DOCUMENT TEXT:
★ ★ ★
Sisters of the Bruce – Interview with Jeanette Harvey

Sisters of the Bruce book coverJeanette photoI’m very happy to to welcome writer Jeanette Harvey, author of the fascinating historical; Sisters of the Bruce.

A bit of background on our author:

J. M. Harvey lives in Australia with her husband, their cattle dog and two goats, in the cool high country on the southern border of Queensland – the area where her Scottish grandmother and family resided from early last century. Her passions are wide and varied; Scottish medieval history, research and writing top the list.

What would you most like your readers to know about you that they would not likely read in your official bio?

I’m intrigued by the flaws in human nature, the nature of forgiveness and how hard it is to forgive ourselves

I’m inspired by people’s courage in the face of adversity.

I’m an observer and love ‘people watching’

I’m more of a listener than a talker

I like solitude and getting in the zone of writing

I’m a great traveler and adore new places and experiences.

What do you want to tell the Scribbler readers about your book, Sisters of The Bruce?

I felt driven to write this story because of its importance. Much has been written by men about men in this historical context. I wanted to portray the critical role women played in general, but also the courage and resilience of these particular sisters. Many of the Scots I spoke to had either never heard of Robert’s sisters or knew precious little about them. I hoped to rectify this injustice.

Sisters of the Bruce is a book to be savored. I would like readers to approach this tale with a gentle spirit and an open heart; to set aside preconceptions and judgments; to have faith that the journey, though fictional, is a timeless one with themes that are relevant to us today; to read it to its conclusion and be left with a sense of awe and a desire to know more. If you fancy wandering the pathways of medieval Scotland, Norway and Orkney, then you’re in for a treat.

How deeply do you research before beginning to write and how important is being historically factual in a fictional work?
★ ★ ★
DATASET CONTENT:
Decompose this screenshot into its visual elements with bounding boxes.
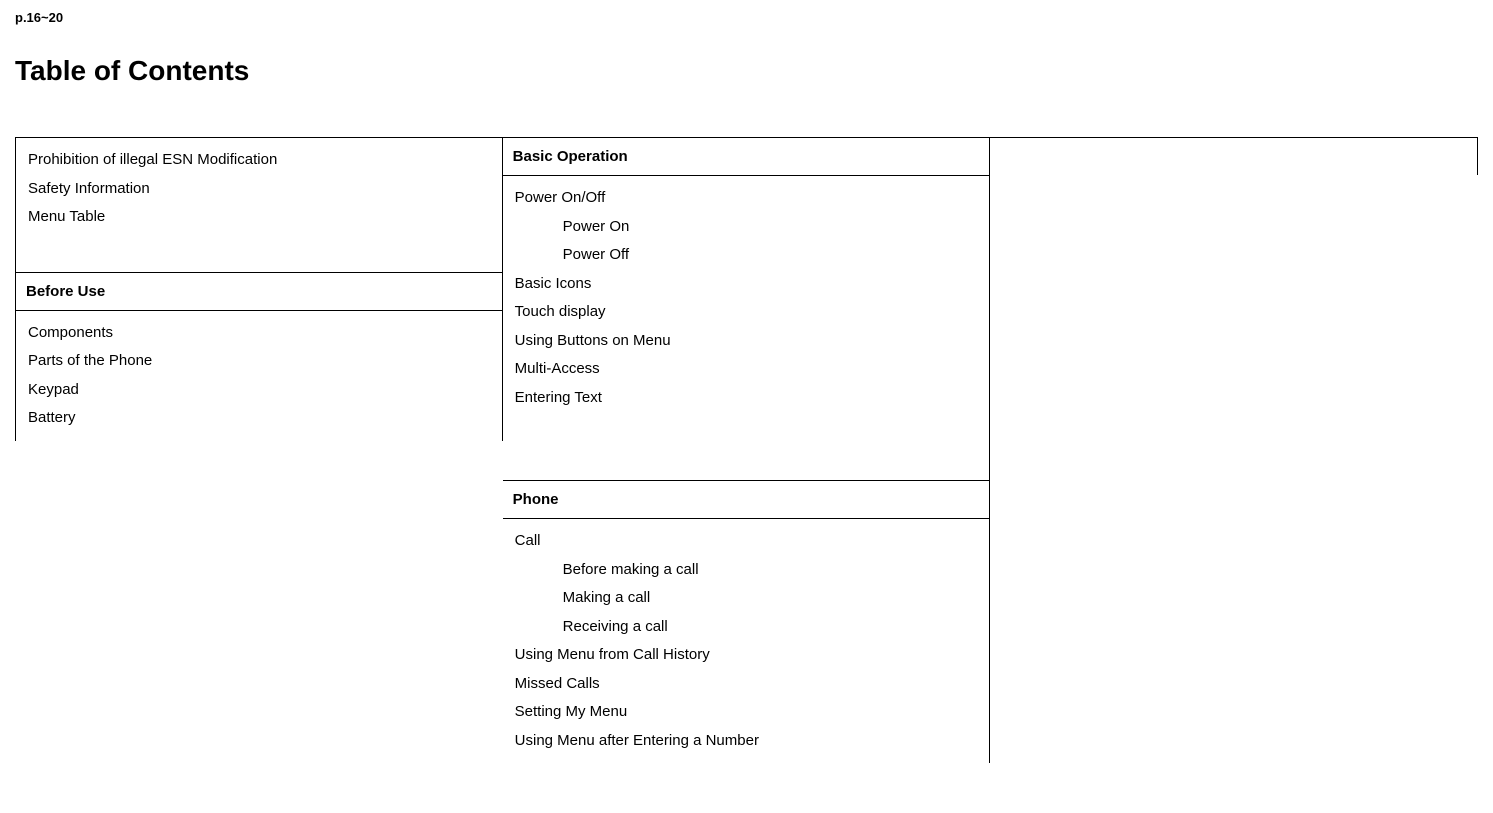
toc-column-3-empty <box>990 137 1478 175</box>
toc-entry: Using Menu after Entering a Number <box>513 727 980 756</box>
toc-section-phone-header: Phone <box>503 481 991 519</box>
toc-entry: Prohibition of illegal ESN Modification <box>26 146 492 175</box>
toc-entry: Menu Table <box>26 203 492 232</box>
toc-entry: Keypad <box>26 376 492 405</box>
toc-entry: Setting My Menu <box>513 698 980 727</box>
toc-entry: Missed Calls <box>513 670 980 699</box>
toc-subentry: Power Off <box>513 241 980 270</box>
toc-entry: Using Menu from Call History <box>513 641 980 670</box>
toc-subentry: Before making a call <box>513 556 980 585</box>
toc-container: Prohibition of illegal ESN Modification … <box>15 137 1478 763</box>
toc-section-intro: Prohibition of illegal ESN Modification … <box>15 137 503 273</box>
page-range-label: p.16~20 <box>15 10 1478 25</box>
toc-entry: Entering Text <box>513 384 980 413</box>
toc-entry: Parts of the Phone <box>26 347 492 376</box>
toc-section-before-use-items: Components Parts of the Phone Keypad Bat… <box>15 311 503 441</box>
section-header-phone: Phone <box>513 489 980 510</box>
toc-entry: Safety Information <box>26 175 492 204</box>
toc-entry: Battery <box>26 404 492 433</box>
toc-column-2: Basic Operation Power On/Off Power On Po… <box>503 137 991 763</box>
toc-entry: Using Buttons on Menu <box>513 327 980 356</box>
toc-subentry: Receiving a call <box>513 613 980 642</box>
toc-subentry: Making a call <box>513 584 980 613</box>
toc-section-phone-items: Call Before making a call Making a call … <box>503 519 991 763</box>
toc-section-basic-operation-header: Basic Operation <box>503 137 991 176</box>
toc-entry: Call <box>513 527 980 556</box>
toc-entry: Power On/Off <box>513 184 980 213</box>
section-header-basic-operation: Basic Operation <box>513 146 980 167</box>
toc-entry: Touch display <box>513 298 980 327</box>
toc-entry: Basic Icons <box>513 270 980 299</box>
toc-entry: Multi-Access <box>513 355 980 384</box>
page-title: Table of Contents <box>15 55 1478 87</box>
toc-column-1: Prohibition of illegal ESN Modification … <box>15 137 503 763</box>
toc-section-before-use-header: Before Use <box>15 273 503 311</box>
toc-subentry: Power On <box>513 213 980 242</box>
section-header-before-use: Before Use <box>26 281 492 302</box>
toc-entry: Components <box>26 319 492 348</box>
spacer <box>513 412 980 472</box>
toc-section-basic-operation-items: Power On/Off Power On Power Off Basic Ic… <box>503 176 991 481</box>
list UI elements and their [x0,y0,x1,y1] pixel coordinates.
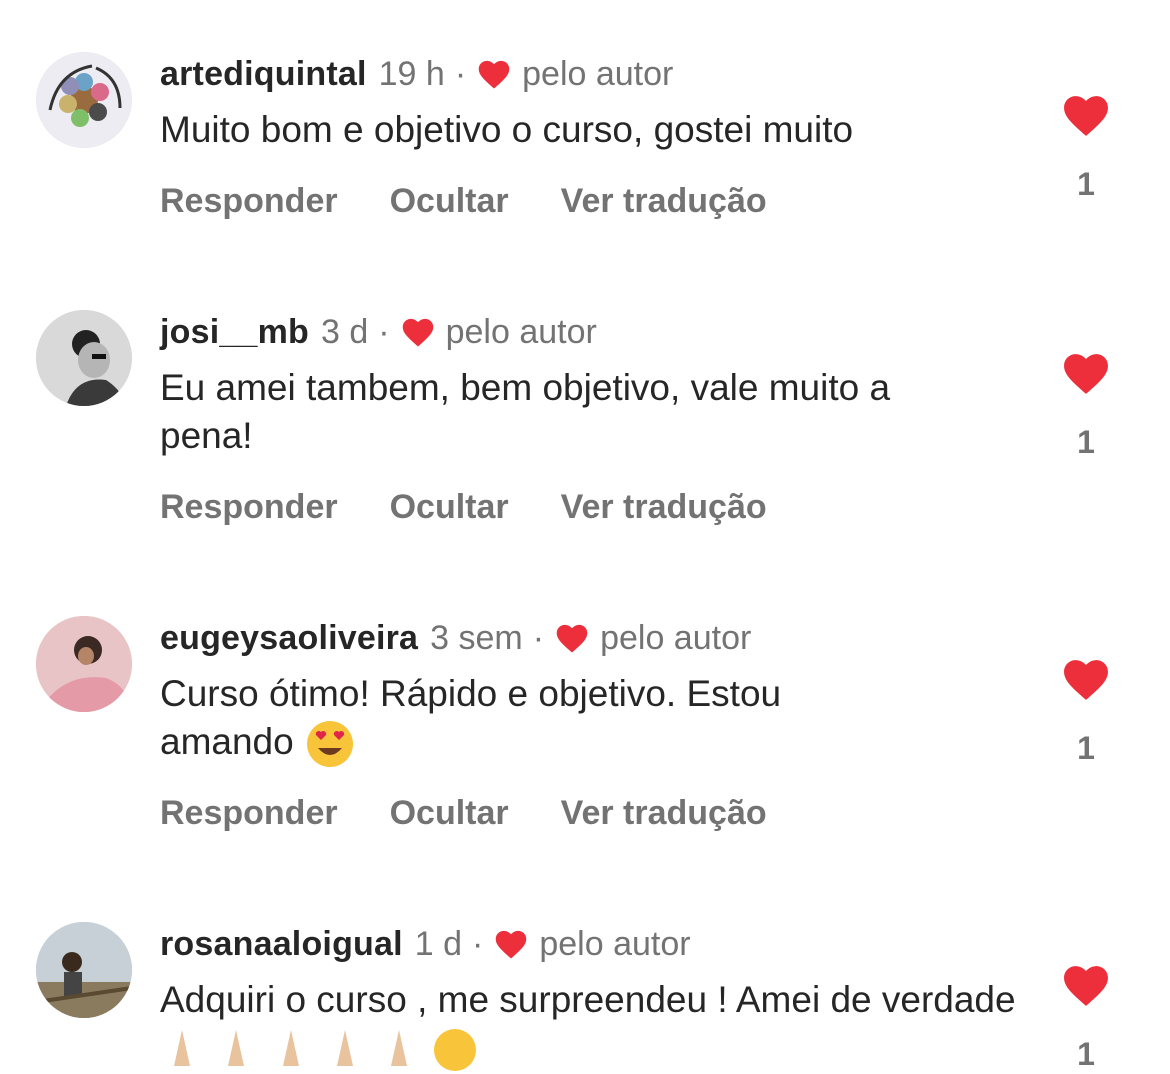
comment-header: josi__mb 3 d · pelo autor [160,312,597,352]
liked-by-author-label: pelo autor [522,55,674,93]
hide-button[interactable]: Ocultar [390,793,509,833]
timestamp: 3 sem [430,619,523,657]
avatar-photo-image [36,616,132,712]
heart-icon [556,624,588,653]
winking-face-emoji-icon [434,1029,477,1072]
avatar-photo-image [36,310,132,406]
avatar[interactable] [36,310,132,406]
folded-hands-emoji-icon [174,1030,190,1067]
comment-actions: Responder Ocultar Ver tradução [160,487,819,527]
emoji-row [160,1027,479,1072]
translate-button[interactable]: Ver tradução [561,181,767,221]
translate-button[interactable]: Ver tradução [561,793,767,833]
comment-actions: Responder Ocultar Ver tradução [160,793,819,833]
translate-button[interactable]: Ver tradução [561,487,767,527]
comment-header: rosanaaloigual 1 d · pelo autor [160,924,691,964]
like-count[interactable]: 1 [1060,166,1112,203]
avatar-logo-image [36,52,132,148]
reply-button[interactable]: Responder [160,793,338,833]
folded-hands-emoji-icon [282,1030,299,1067]
hide-button[interactable]: Ocultar [390,487,509,527]
reply-button[interactable]: Responder [160,181,338,221]
liked-by-author-label: pelo autor [445,313,597,351]
comment-header: artediquintal 19 h · pelo autor [160,54,673,94]
comment-body: Curso ótimo! Rápido e objetivo. Estou am… [160,670,920,770]
like-count[interactable]: 1 [1060,730,1112,767]
like-count[interactable]: 1 [1060,424,1112,461]
comment-header: eugeysaoliveira 3 sem · pelo autor [160,618,751,658]
folded-hands-emoji-icon [336,1030,353,1067]
comment-text: Curso ótimo! Rápido e objetivo. Estou am… [160,673,782,762]
timestamp: 1 d [414,925,463,963]
username[interactable]: josi__mb [160,312,309,352]
comment-text: Eu amei tambem, bem objetivo, vale muito… [160,367,891,456]
avatar[interactable] [36,52,132,148]
username[interactable]: artediquintal [160,54,367,94]
liked-by-author-label: pelo autor [600,619,752,657]
comment-body: Adquiri o curso , me surpreendeu ! Amei … [160,976,1040,1074]
like-count[interactable]: 1 [1060,1036,1112,1073]
reply-button[interactable]: Responder [160,487,338,527]
timestamp: 19 h [378,55,445,93]
separator-dot: · [532,619,545,657]
heart-icon[interactable] [1060,350,1112,396]
comment-text: Muito bom e objetivo o curso, gostei mui… [160,109,854,150]
hide-button[interactable]: Ocultar [390,181,509,221]
folded-hands-emoji-icon [391,1030,408,1067]
timestamp: 3 d [321,313,369,351]
heart-icon [496,930,527,959]
username[interactable]: rosanaaloigual [160,924,403,964]
heart-icon [478,60,510,89]
avatar[interactable] [36,616,132,712]
heart-icon[interactable] [1060,92,1112,138]
folded-hands-emoji-icon [228,1030,245,1067]
heart-icon [402,318,433,347]
heart-icon[interactable] [1060,656,1112,702]
liked-by-author-label: pelo autor [539,925,691,963]
separator-dot: · [454,55,467,93]
avatar-photo-image [36,922,132,1018]
heart-icon[interactable] [1060,962,1112,1008]
separator-dot: · [472,925,484,963]
separator-dot: · [378,313,390,351]
comment-text: Adquiri o curso , me surpreendeu ! Amei … [160,979,1016,1020]
username[interactable]: eugeysaoliveira [160,618,418,658]
heart-eyes-emoji-icon [307,721,353,768]
comment-actions: Responder Ocultar Ver tradução [160,181,819,221]
avatar[interactable] [36,922,132,1018]
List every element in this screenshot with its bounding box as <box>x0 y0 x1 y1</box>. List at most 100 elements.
★ ★ ★
EXERCISES TO COMPLETE:
1. According to the Jeanette Harvey interview, where in Australia does she live?
2. Extend the Jeanette Harvey interview past the last line shown, keeping it separate from the records.

TASK-BY-TASK ANSWERS:
1. She lives in the cool high country on the southern border of Queensland.

2.
I love research and enjoy reading about Scottish history from a variety of reputable sources. And I’m fortunate in that I’ve been able to visit so many of the places relevant to the story. A few years back, I climbed over an old gate into the grounds of a Scottish castle and wandered across a field to the deserted ruins. The moon rose over the trees and the wind scurried the autumn leaves…Such an experience is worth a thousand hours on the internet!

I approach historical fiction differently to most authors and readers. I like to be entertained of course, but I want the story to follow the known facts so that I can learn something worthwhile as well.  I know this doesn’t fit the popular notion but you have to march to your own beat. If authors feel compelled to change the facts, I would expect and appreciate some clarification at the end of the book.

Maps are an important resource as well. Their inclusion aids the reader who is unfamiliar with the geography and landscape.

I loved the idea of telling the story of Scotland at this time through the medium of these womens’ letters. What inspired this idea?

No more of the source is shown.